**What the task asks:** Retype each of the entries below character for character, keeping every line in its original order.

=== Source data ===

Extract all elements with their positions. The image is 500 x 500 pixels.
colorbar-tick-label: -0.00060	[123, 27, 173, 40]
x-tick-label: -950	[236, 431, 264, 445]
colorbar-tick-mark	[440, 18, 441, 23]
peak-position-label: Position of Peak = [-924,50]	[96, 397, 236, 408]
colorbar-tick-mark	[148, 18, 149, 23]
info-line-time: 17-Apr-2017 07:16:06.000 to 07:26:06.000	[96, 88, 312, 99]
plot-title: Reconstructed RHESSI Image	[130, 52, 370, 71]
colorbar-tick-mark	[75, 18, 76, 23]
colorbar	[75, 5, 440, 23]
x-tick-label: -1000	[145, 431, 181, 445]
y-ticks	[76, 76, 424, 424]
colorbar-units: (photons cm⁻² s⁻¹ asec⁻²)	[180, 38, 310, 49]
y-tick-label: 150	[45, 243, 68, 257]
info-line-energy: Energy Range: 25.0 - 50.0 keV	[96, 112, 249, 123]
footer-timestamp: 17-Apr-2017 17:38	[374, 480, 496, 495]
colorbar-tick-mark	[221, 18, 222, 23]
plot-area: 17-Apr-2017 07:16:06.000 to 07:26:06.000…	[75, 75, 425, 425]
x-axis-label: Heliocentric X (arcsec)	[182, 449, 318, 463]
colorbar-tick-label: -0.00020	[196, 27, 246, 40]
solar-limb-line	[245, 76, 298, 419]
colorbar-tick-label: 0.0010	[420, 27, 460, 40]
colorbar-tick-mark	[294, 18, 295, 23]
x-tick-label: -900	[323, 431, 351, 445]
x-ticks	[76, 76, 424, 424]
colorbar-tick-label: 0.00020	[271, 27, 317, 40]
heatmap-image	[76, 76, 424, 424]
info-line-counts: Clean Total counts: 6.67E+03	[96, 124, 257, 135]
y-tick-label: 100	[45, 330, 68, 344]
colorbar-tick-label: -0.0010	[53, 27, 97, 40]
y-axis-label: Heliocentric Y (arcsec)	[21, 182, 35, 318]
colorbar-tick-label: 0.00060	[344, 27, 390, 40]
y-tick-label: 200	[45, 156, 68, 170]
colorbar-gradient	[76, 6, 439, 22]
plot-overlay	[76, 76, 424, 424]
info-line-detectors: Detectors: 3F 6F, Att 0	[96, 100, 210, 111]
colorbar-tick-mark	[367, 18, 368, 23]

===

**Exercise response:**
Extract all elements with their positions. The image is 500 x 500 pixels.
colorbar-tick-label: -0.00060	[123, 27, 173, 40]
x-tick-label: -950	[236, 431, 264, 445]
colorbar-tick-mark	[440, 18, 441, 23]
peak-position-label: Position of Peak = [-924,50]	[96, 397, 236, 408]
colorbar-tick-mark	[148, 18, 149, 23]
info-line-time: 17-Apr-2017 07:16:06.000 to 07:26:06.000	[96, 88, 312, 99]
plot-title: Reconstructed RHESSI Image	[130, 52, 370, 71]
colorbar-tick-mark	[75, 18, 76, 23]
colorbar	[75, 5, 440, 23]
x-tick-label: -1000	[145, 431, 181, 445]
y-ticks	[76, 76, 424, 424]
colorbar-units: (photons cm⁻² s⁻¹ asec⁻²)	[180, 38, 310, 49]
y-tick-label: 150	[45, 243, 68, 257]
info-line-energy: Energy Range: 25.0 - 50.0 keV	[96, 112, 249, 123]
footer-timestamp: 17-Apr-2017 17:38	[374, 480, 496, 495]
colorbar-tick-mark	[221, 18, 222, 23]
plot-area: 17-Apr-2017 07:16:06.000 to 07:26:06.000…	[75, 75, 425, 425]
x-axis-label: Heliocentric X (arcsec)	[182, 449, 318, 463]
colorbar-tick-label: -0.00020	[196, 27, 246, 40]
solar-limb-line	[245, 76, 298, 419]
colorbar-tick-label: 0.0010	[420, 27, 460, 40]
colorbar-tick-mark	[294, 18, 295, 23]
x-tick-label: -900	[323, 431, 351, 445]
x-ticks	[76, 76, 424, 424]
colorbar-tick-label: 0.00020	[271, 27, 317, 40]
heatmap-image	[76, 76, 424, 424]
info-line-counts: Clean Total counts: 6.67E+03	[96, 124, 257, 135]
y-tick-label: 100	[45, 330, 68, 344]
colorbar-tick-label: -0.0010	[53, 27, 97, 40]
y-axis-label: Heliocentric Y (arcsec)	[21, 182, 35, 318]
colorbar-tick-label: 0.00060	[344, 27, 390, 40]
y-tick-label: 200	[45, 156, 68, 170]
colorbar-gradient	[76, 6, 439, 22]
plot-overlay	[76, 76, 424, 424]
info-line-detectors: Detectors: 3F 6F, Att 0	[96, 100, 210, 111]
colorbar-tick-mark	[367, 18, 368, 23]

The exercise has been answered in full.